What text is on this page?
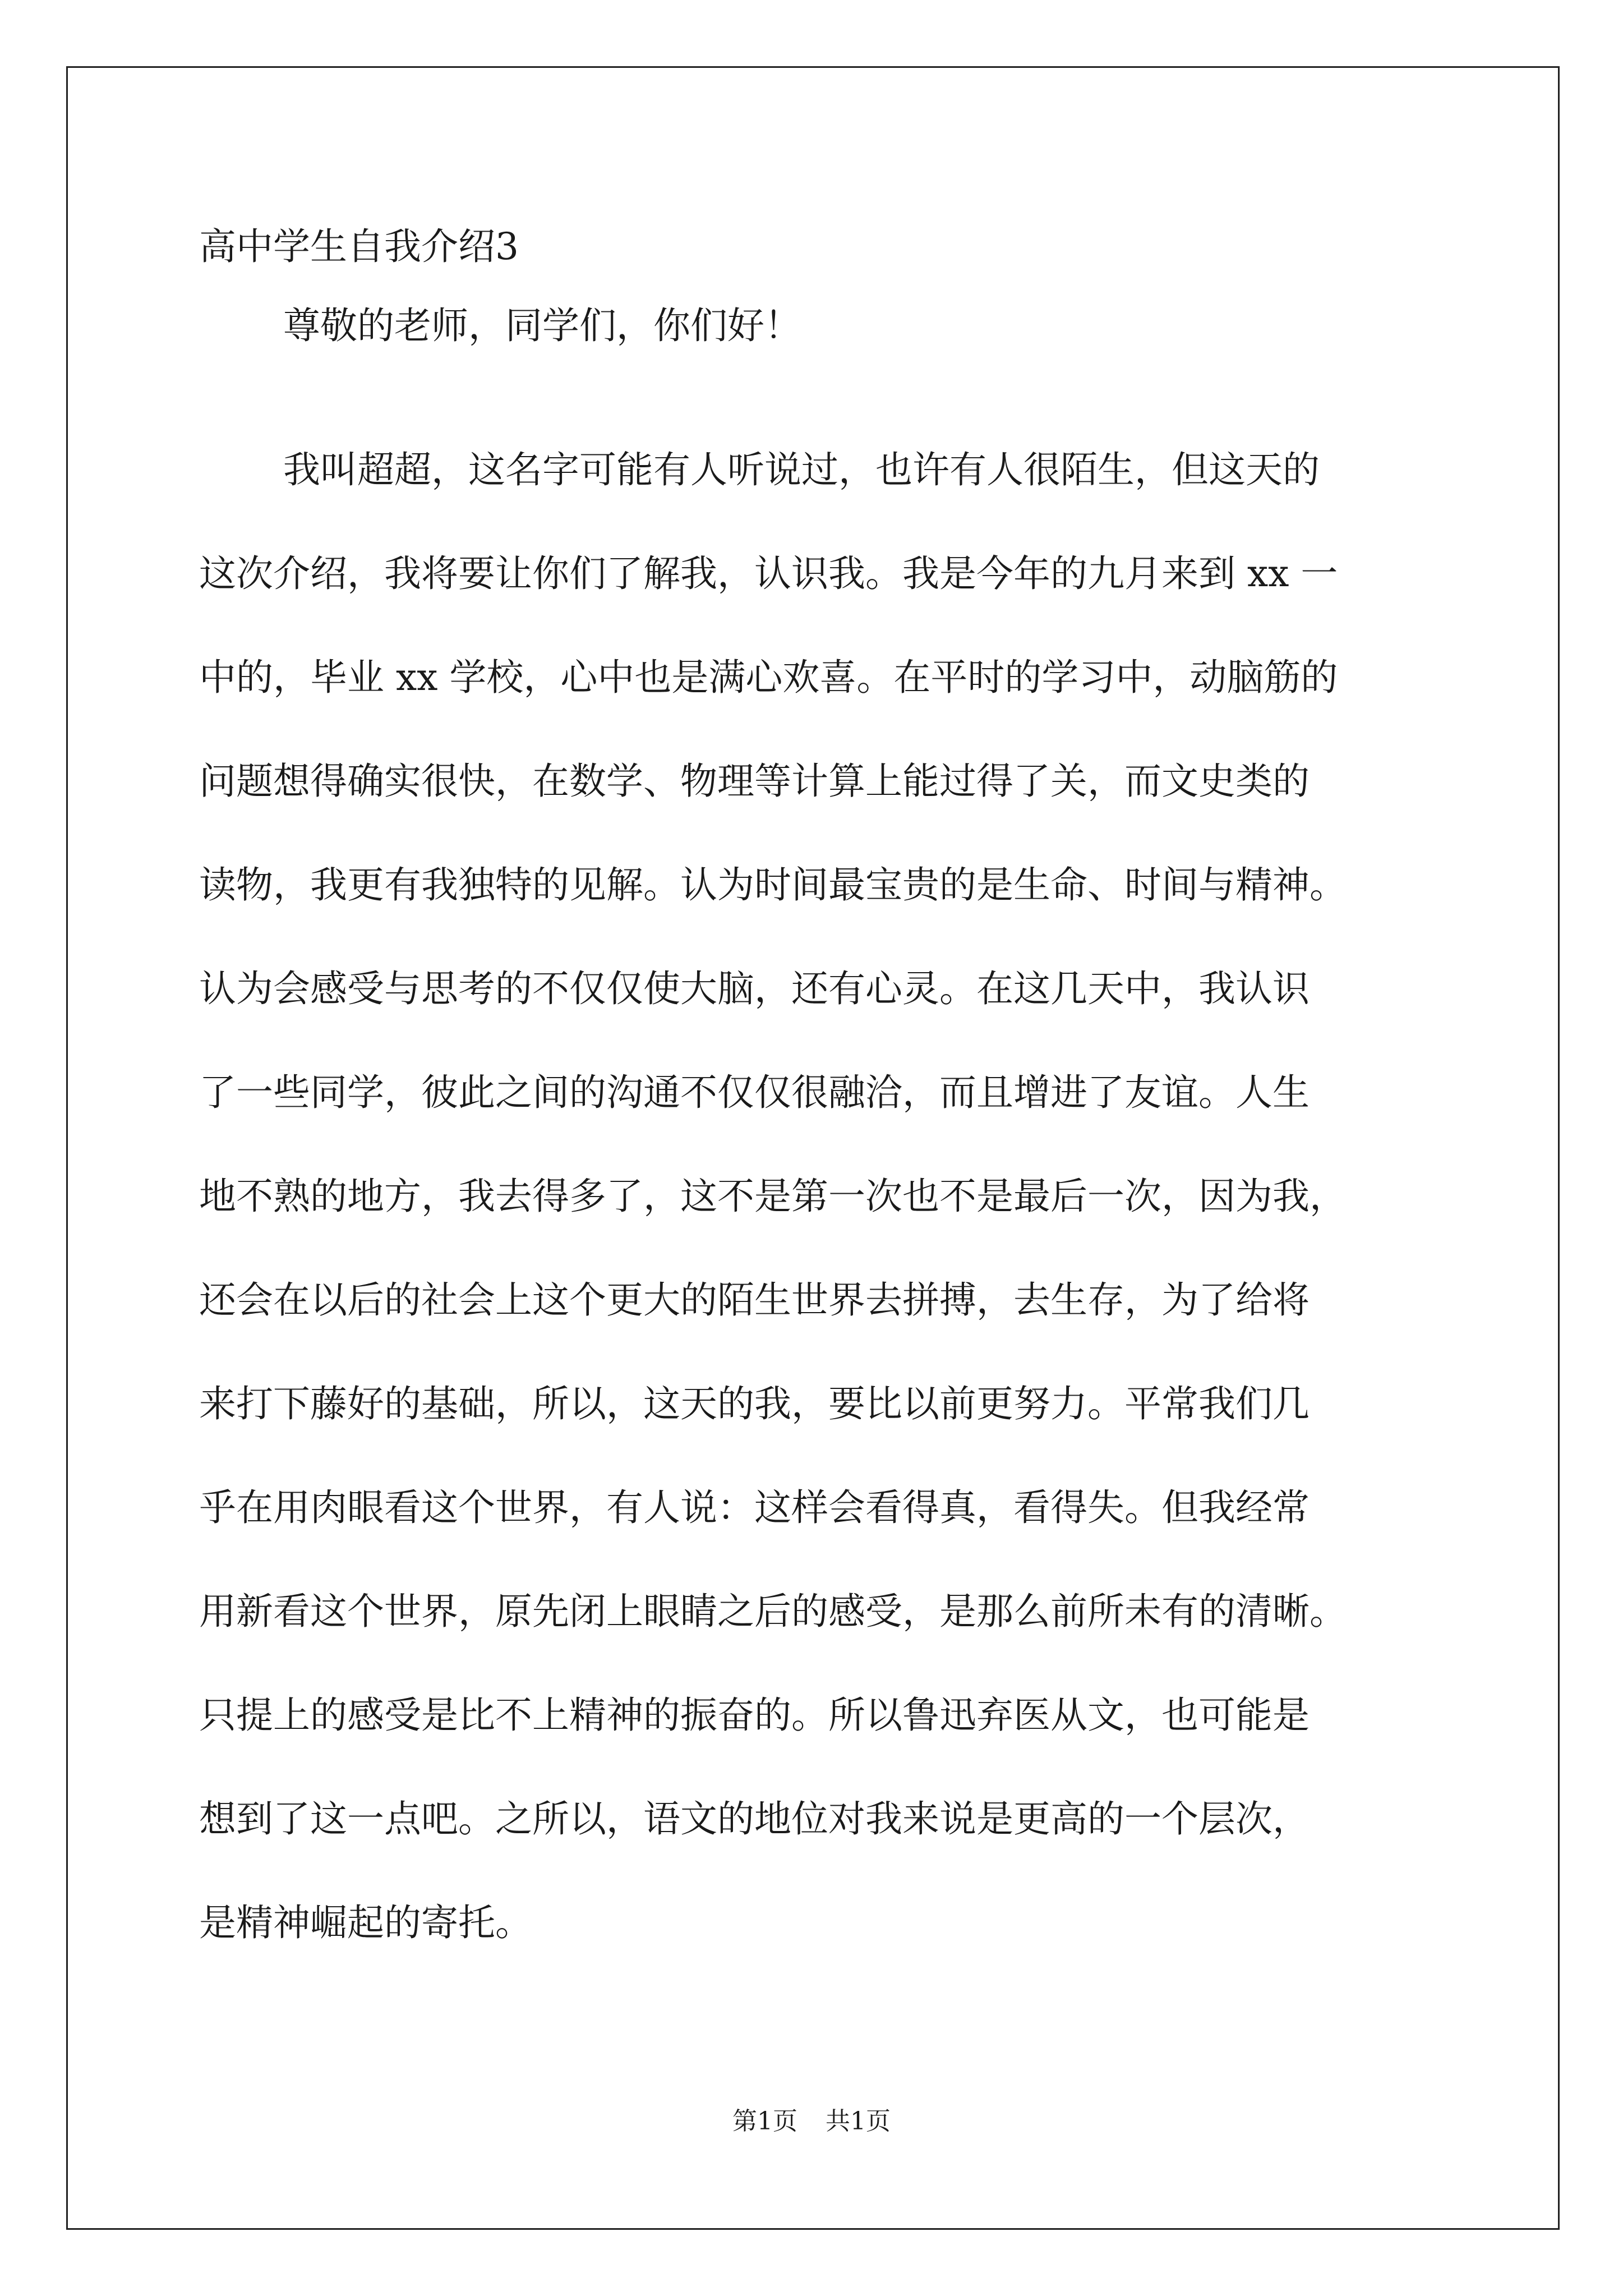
高中学生自我介绍3
尊敬的老师，同学们，你们好！
我叫超超，这名字可能有人听说过，也许有人很陌生，但这天的
这次介绍，我将要让你们了解我，认识我。我是今年的九月来到 xx 一
中的，毕业 xx 学校，心中也是满心欢喜。在平时的学习中，动脑筋的
问题想得确实很快，在数学、物理等计算上能过得了关，而文史类的
读物，我更有我独特的见解。认为时间最宝贵的是生命、时间与精神。
认为会感受与思考的不仅仅使大脑，还有心灵。在这几天中，我认识
了一些同学，彼此之间的沟通不仅仅很融洽，而且增进了友谊。人生
地不熟的地方，我去得多了，这不是第一次也不是最后一次，因为我，
还会在以后的社会上这个更大的陌生世界去拼搏，去生存，为了给将
来打下藤好的基础，所以，这天的我，要比以前更努力。平常我们几
乎在用肉眼看这个世界，有人说：这样会看得真，看得失。但我经常
用新看这个世界，原先闭上眼睛之后的感受，是那么前所未有的清晰。
只提上的感受是比不上精神的振奋的。所以鲁迅弃医从文，也可能是
想到了这一点吧。之所以，语文的地位对我来说是更高的一个层次，
是精神崛起的寄托。
第1页 共1页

◆ ◆ ◆ ◆ ◆ ◆ ◆

*TASK STATEMENT:* Output the data exactly. Pictures don't belong in the result.

*IN RESPONSE:*
What text is on this page?
高中学生自我介绍3
尊敬的老师，同学们，你们好！
我叫超超，这名字可能有人听说过，也许有人很陌生，但这天的
这次介绍，我将要让你们了解我，认识我。我是今年的九月来到 xx 一
中的，毕业 xx 学校，心中也是满心欢喜。在平时的学习中，动脑筋的
问题想得确实很快，在数学、物理等计算上能过得了关，而文史类的
读物，我更有我独特的见解。认为时间最宝贵的是生命、时间与精神。
认为会感受与思考的不仅仅使大脑，还有心灵。在这几天中，我认识
了一些同学，彼此之间的沟通不仅仅很融洽，而且增进了友谊。人生
地不熟的地方，我去得多了，这不是第一次也不是最后一次，因为我，
还会在以后的社会上这个更大的陌生世界去拼搏，去生存，为了给将
来打下藤好的基础，所以，这天的我，要比以前更努力。平常我们几
乎在用肉眼看这个世界，有人说：这样会看得真，看得失。但我经常
用新看这个世界，原先闭上眼睛之后的感受，是那么前所未有的清晰。
只提上的感受是比不上精神的振奋的。所以鲁迅弃医从文，也可能是
想到了这一点吧。之所以，语文的地位对我来说是更高的一个层次，
是精神崛起的寄托。
第1页 共1页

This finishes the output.